PROBLEM DESCRIPTION. Transcribe the entries below exactly.

** begin RECORDS SHOWN **

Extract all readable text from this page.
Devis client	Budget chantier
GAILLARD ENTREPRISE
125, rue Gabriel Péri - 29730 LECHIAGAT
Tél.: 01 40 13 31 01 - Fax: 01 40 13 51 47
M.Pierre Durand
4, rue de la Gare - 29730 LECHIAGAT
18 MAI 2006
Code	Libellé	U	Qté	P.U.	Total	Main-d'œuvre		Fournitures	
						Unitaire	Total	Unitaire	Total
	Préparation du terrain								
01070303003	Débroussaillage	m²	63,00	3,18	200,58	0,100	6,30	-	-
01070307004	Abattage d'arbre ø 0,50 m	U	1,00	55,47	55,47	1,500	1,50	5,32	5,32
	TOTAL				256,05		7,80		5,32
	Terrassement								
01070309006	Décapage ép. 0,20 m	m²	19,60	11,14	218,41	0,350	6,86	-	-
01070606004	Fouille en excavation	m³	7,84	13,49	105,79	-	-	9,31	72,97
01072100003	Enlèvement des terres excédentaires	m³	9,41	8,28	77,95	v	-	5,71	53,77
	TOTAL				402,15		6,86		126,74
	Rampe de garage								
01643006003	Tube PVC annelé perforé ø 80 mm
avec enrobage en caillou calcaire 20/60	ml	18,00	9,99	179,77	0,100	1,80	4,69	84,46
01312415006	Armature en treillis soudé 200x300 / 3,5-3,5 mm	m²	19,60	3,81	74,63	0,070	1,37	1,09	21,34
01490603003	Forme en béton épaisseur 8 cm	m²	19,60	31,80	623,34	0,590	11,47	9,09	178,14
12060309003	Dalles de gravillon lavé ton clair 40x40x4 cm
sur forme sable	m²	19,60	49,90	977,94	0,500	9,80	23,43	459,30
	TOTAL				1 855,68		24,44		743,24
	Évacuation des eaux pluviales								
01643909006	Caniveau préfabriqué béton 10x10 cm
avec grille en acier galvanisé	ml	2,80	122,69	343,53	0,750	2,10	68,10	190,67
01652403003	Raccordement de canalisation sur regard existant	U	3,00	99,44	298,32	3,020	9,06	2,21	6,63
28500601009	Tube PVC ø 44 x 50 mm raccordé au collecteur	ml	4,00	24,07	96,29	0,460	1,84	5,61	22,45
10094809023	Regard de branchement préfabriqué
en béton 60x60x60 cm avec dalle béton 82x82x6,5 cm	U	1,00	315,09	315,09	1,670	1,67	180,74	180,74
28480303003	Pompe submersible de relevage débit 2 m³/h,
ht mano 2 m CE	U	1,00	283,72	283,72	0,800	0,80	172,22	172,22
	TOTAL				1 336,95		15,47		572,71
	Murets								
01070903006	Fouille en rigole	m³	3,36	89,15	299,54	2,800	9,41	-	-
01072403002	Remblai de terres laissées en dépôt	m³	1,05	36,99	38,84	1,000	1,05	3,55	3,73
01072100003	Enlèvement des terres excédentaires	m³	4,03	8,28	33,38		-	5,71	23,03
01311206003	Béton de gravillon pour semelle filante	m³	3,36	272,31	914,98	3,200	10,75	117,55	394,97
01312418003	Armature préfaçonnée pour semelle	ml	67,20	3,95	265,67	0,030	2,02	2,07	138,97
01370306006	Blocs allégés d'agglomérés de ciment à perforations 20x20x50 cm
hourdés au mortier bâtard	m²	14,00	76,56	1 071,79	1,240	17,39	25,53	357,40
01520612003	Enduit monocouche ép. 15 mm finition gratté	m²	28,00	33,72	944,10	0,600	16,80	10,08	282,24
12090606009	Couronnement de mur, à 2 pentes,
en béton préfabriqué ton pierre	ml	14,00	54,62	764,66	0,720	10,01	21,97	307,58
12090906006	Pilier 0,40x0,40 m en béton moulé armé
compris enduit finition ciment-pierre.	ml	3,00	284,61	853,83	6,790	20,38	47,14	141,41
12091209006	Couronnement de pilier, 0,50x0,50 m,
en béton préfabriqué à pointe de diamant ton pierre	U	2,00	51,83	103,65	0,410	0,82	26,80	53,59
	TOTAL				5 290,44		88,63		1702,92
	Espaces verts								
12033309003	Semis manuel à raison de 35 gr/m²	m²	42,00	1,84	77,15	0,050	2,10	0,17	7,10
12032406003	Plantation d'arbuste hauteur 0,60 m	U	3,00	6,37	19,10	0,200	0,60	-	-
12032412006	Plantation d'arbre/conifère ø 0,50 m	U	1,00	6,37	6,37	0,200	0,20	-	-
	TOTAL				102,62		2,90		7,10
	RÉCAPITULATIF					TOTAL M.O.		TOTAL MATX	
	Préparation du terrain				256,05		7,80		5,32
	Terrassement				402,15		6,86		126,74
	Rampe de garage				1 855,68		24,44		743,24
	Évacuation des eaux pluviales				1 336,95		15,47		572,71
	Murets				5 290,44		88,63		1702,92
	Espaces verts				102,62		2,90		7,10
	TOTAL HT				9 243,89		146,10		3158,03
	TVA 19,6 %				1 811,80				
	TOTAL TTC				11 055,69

** end RECORDS SHOWN **

THE REPLY.
Extract all readable text from this page.
Devis client	Budget chantier
GAILLARD ENTREPRISE
125, rue Gabriel Péri - 29730 LECHIAGAT
Tél.: 01 40 13 31 01 - Fax: 01 40 13 51 47
M.Pierre Durand
4, rue de la Gare - 29730 LECHIAGAT
18 MAI 2006
Code	Libellé	U	Qté	P.U.	Total	Main-d'œuvre		Fournitures	
						Unitaire	Total	Unitaire	Total
	Préparation du terrain								
01070303003	Débroussaillage	m²	63,00	3,18	200,58	0,100	6,30	-	-
01070307004	Abattage d'arbre ø 0,50 m	U	1,00	55,47	55,47	1,500	1,50	5,32	5,32
	TOTAL				256,05		7,80		5,32
	Terrassement								
01070309006	Décapage ép. 0,20 m	m²	19,60	11,14	218,41	0,350	6,86	-	-
01070606004	Fouille en excavation	m³	7,84	13,49	105,79	-	-	9,31	72,97
01072100003	Enlèvement des terres excédentaires	m³	9,41	8,28	77,95	v	-	5,71	53,77
	TOTAL				402,15		6,86		126,74
	Rampe de garage								
01643006003	Tube PVC annelé perforé ø 80 mm
avec enrobage en caillou calcaire 20/60	ml	18,00	9,99	179,77	0,100	1,80	4,69	84,46
01312415006	Armature en treillis soudé 200x300 / 3,5-3,5 mm	m²	19,60	3,81	74,63	0,070	1,37	1,09	21,34
01490603003	Forme en béton épaisseur 8 cm	m²	19,60	31,80	623,34	0,590	11,47	9,09	178,14
12060309003	Dalles de gravillon lavé ton clair 40x40x4 cm
sur forme sable	m²	19,60	49,90	977,94	0,500	9,80	23,43	459,30
	TOTAL				1 855,68		24,44		743,24
	Évacuation des eaux pluviales								
01643909006	Caniveau préfabriqué béton 10x10 cm
avec grille en acier galvanisé	ml	2,80	122,69	343,53	0,750	2,10	68,10	190,67
01652403003	Raccordement de canalisation sur regard existant	U	3,00	99,44	298,32	3,020	9,06	2,21	6,63
28500601009	Tube PVC ø 44 x 50 mm raccordé au collecteur	ml	4,00	24,07	96,29	0,460	1,84	5,61	22,45
10094809023	Regard de branchement préfabriqué
en béton 60x60x60 cm avec dalle béton 82x82x6,5 cm	U	1,00	315,09	315,09	1,670	1,67	180,74	180,74
28480303003	Pompe submersible de relevage débit 2 m³/h,
ht mano 2 m CE	U	1,00	283,72	283,72	0,800	0,80	172,22	172,22
	TOTAL				1 336,95		15,47		572,71
	Murets								
01070903006	Fouille en rigole	m³	3,36	89,15	299,54	2,800	9,41	-	-
01072403002	Remblai de terres laissées en dépôt	m³	1,05	36,99	38,84	1,000	1,05	3,55	3,73
01072100003	Enlèvement des terres excédentaires	m³	4,03	8,28	33,38		-	5,71	23,03
01311206003	Béton de gravillon pour semelle filante	m³	3,36	272,31	914,98	3,200	10,75	117,55	394,97
01312418003	Armature préfaçonnée pour semelle	ml	67,20	3,95	265,67	0,030	2,02	2,07	138,97
01370306006	Blocs allégés d'agglomérés de ciment à perforations 20x20x50 cm
hourdés au mortier bâtard	m²	14,00	76,56	1 071,79	1,240	17,39	25,53	357,40
01520612003	Enduit monocouche ép. 15 mm finition gratté	m²	28,00	33,72	944,10	0,600	16,80	10,08	282,24
12090606009	Couronnement de mur, à 2 pentes,
en béton préfabriqué ton pierre	ml	14,00	54,62	764,66	0,720	10,01	21,97	307,58
12090906006	Pilier 0,40x0,40 m en béton moulé armé
compris enduit finition ciment-pierre.	ml	3,00	284,61	853,83	6,790	20,38	47,14	141,41
12091209006	Couronnement de pilier, 0,50x0,50 m,
en béton préfabriqué à pointe de diamant ton pierre	U	2,00	51,83	103,65	0,410	0,82	26,80	53,59
	TOTAL				5 290,44		88,63		1702,92
	Espaces verts								
12033309003	Semis manuel à raison de 35 gr/m²	m²	42,00	1,84	77,15	0,050	2,10	0,17	7,10
12032406003	Plantation d'arbuste hauteur 0,60 m	U	3,00	6,37	19,10	0,200	0,60	-	-
12032412006	Plantation d'arbre/conifère ø 0,50 m	U	1,00	6,37	6,37	0,200	0,20	-	-
	TOTAL				102,62		2,90		7,10
	RÉCAPITULATIF					TOTAL M.O.		TOTAL MATX	
	Préparation du terrain				256,05		7,80		5,32
	Terrassement				402,15		6,86		126,74
	Rampe de garage				1 855,68		24,44		743,24
	Évacuation des eaux pluviales				1 336,95		15,47		572,71
	Murets				5 290,44		88,63		1702,92
	Espaces verts				102,62		2,90		7,10
	TOTAL HT				9 243,89		146,10		3158,03
	TVA 19,6 %				1 811,80				
	TOTAL TTC				11 055,69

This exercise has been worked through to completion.